__DIRECTIONS__
Wherever the string "点进去分开存" appears in the listing, copy that line.
....
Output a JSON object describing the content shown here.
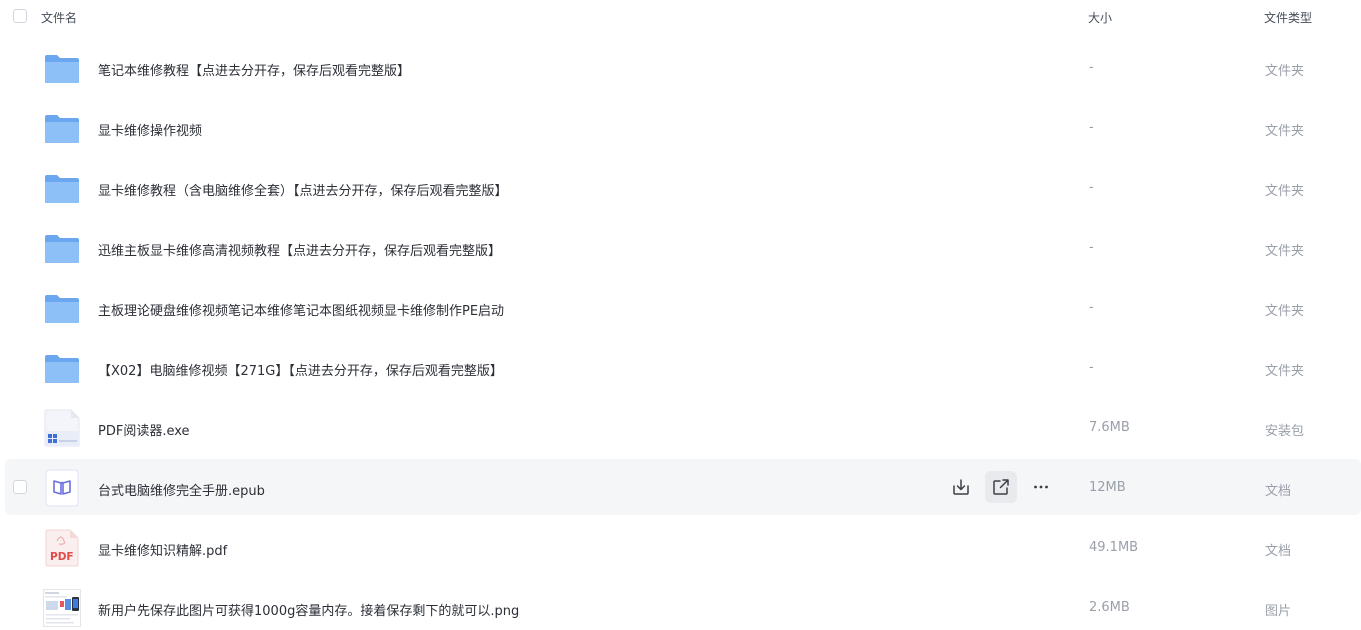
{
  "header": {
    "name_label": "文件名",
    "size_label": "大小",
    "type_label": "文件类型"
  },
  "rows": [
    {
      "name": "笔记本维修教程【点进去分开存，保存后观看完整版】",
      "size": "-",
      "type": "文件夹",
      "icon": "folder-icon"
    },
    {
      "name": "显卡维修操作视频",
      "size": "-",
      "type": "文件夹",
      "icon": "folder-icon"
    },
    {
      "name": "显卡维修教程（含电脑维修全套）【点进去分开存，保存后观看完整版】",
      "size": "-",
      "type": "文件夹",
      "icon": "folder-icon"
    },
    {
      "name": "迅维主板显卡维修高清视频教程【点进去分开存，保存后观看完整版】",
      "size": "-",
      "type": "文件夹",
      "icon": "folder-icon"
    },
    {
      "name": "主板理论硬盘维修视频笔记本维修笔记本图纸视频显卡维修制作PE启动",
      "size": "-",
      "type": "文件夹",
      "icon": "folder-icon"
    },
    {
      "name": "【X02】电脑维修视频【271G】【点进去分开存，保存后观看完整版】",
      "size": "-",
      "type": "文件夹",
      "icon": "folder-icon"
    },
    {
      "name": "PDF阅读器.exe",
      "size": "7.6MB",
      "type": "安装包",
      "icon": "exe-file-icon"
    },
    {
      "name": "台式电脑维修完全手册.epub",
      "size": "12MB",
      "type": "文档",
      "icon": "epub-book-icon"
    },
    {
      "name": "显卡维修知识精解.pdf",
      "size": "49.1MB",
      "type": "文档",
      "icon": "pdf-file-icon",
      "pdf_badge": "PDF"
    },
    {
      "name": "新用户先保存此图片可获得1000g容量内存。接着保存剩下的就可以.png",
      "size": "2.6MB",
      "type": "图片",
      "icon": "image-thumbnail-icon"
    }
  ],
  "row_actions": {
    "download": "download-icon",
    "share": "share-icon",
    "more": "more-icon"
  },
  "colors": {
    "folder": "#6aaaf0",
    "hover_row": "#f5f6f8",
    "pdf": "#e34b4b",
    "epub": "#6a6fe0"
  }
}
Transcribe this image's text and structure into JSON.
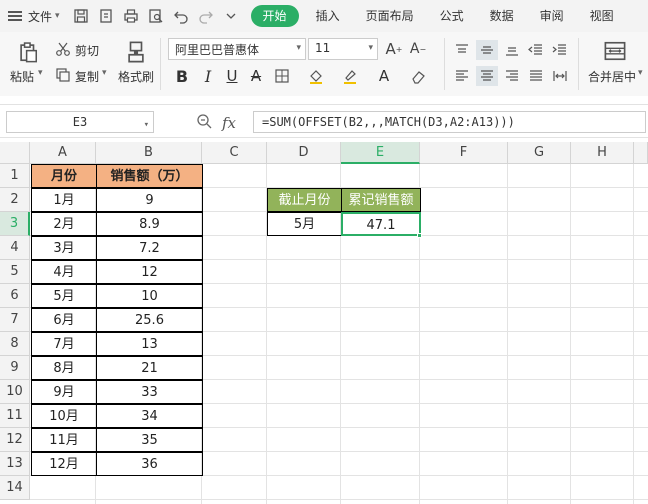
{
  "menubar": {
    "file_label": "文件",
    "tabs": [
      "开始",
      "插入",
      "页面布局",
      "公式",
      "数据",
      "审阅",
      "视图"
    ],
    "active_tab": "开始"
  },
  "ribbon": {
    "paste_label": "粘贴",
    "cut_label": "剪切",
    "copy_label": "复制",
    "format_painter_label": "格式刷",
    "font_name": "阿里巴巴普惠体",
    "font_size": "11",
    "merge_label": "合并居中"
  },
  "formula_bar": {
    "cell_ref": "E3",
    "fx_label": "fx",
    "formula": "=SUM(OFFSET(B2,,,MATCH(D3,A2:A13)))"
  },
  "grid": {
    "columns": [
      "A",
      "B",
      "C",
      "D",
      "E",
      "F",
      "G",
      "H"
    ],
    "rows": [
      "1",
      "2",
      "3",
      "4",
      "5",
      "6",
      "7",
      "8",
      "9",
      "10",
      "11",
      "12",
      "13",
      "14"
    ],
    "selected_column": "E",
    "selected_row": "3"
  },
  "table": {
    "header_month": "月份",
    "header_sales": "销售额（万）",
    "rows": [
      {
        "month": "1月",
        "sales": "9"
      },
      {
        "month": "2月",
        "sales": "8.9"
      },
      {
        "month": "3月",
        "sales": "7.2"
      },
      {
        "month": "4月",
        "sales": "12"
      },
      {
        "month": "5月",
        "sales": "10"
      },
      {
        "month": "6月",
        "sales": "25.6"
      },
      {
        "month": "7月",
        "sales": "13"
      },
      {
        "month": "8月",
        "sales": "21"
      },
      {
        "month": "9月",
        "sales": "33"
      },
      {
        "month": "10月",
        "sales": "34"
      },
      {
        "month": "11月",
        "sales": "35"
      },
      {
        "month": "12月",
        "sales": "36"
      }
    ]
  },
  "lookup": {
    "header_cutoff": "截止月份",
    "header_cumulative": "累记销售额",
    "cutoff_value": "5月",
    "cumulative_value": "47.1"
  },
  "colors": {
    "accent": "#2bae66",
    "header_orange": "#f4b183",
    "header_green": "#92b35a"
  }
}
....
__RESPONSE__
      "name": "笔记本维修教程【点进去分开存，保存后观看完整版】",
      "name": "显卡维修教程（含电脑维修全套）【点进去分开存，保存后观看完整版】",
      "name": "迅维主板显卡维修高清视频教程【点进去分开存，保存后观看完整版】",
      "name": "【X02】电脑维修视频【271G】【点进去分开存，保存后观看完整版】",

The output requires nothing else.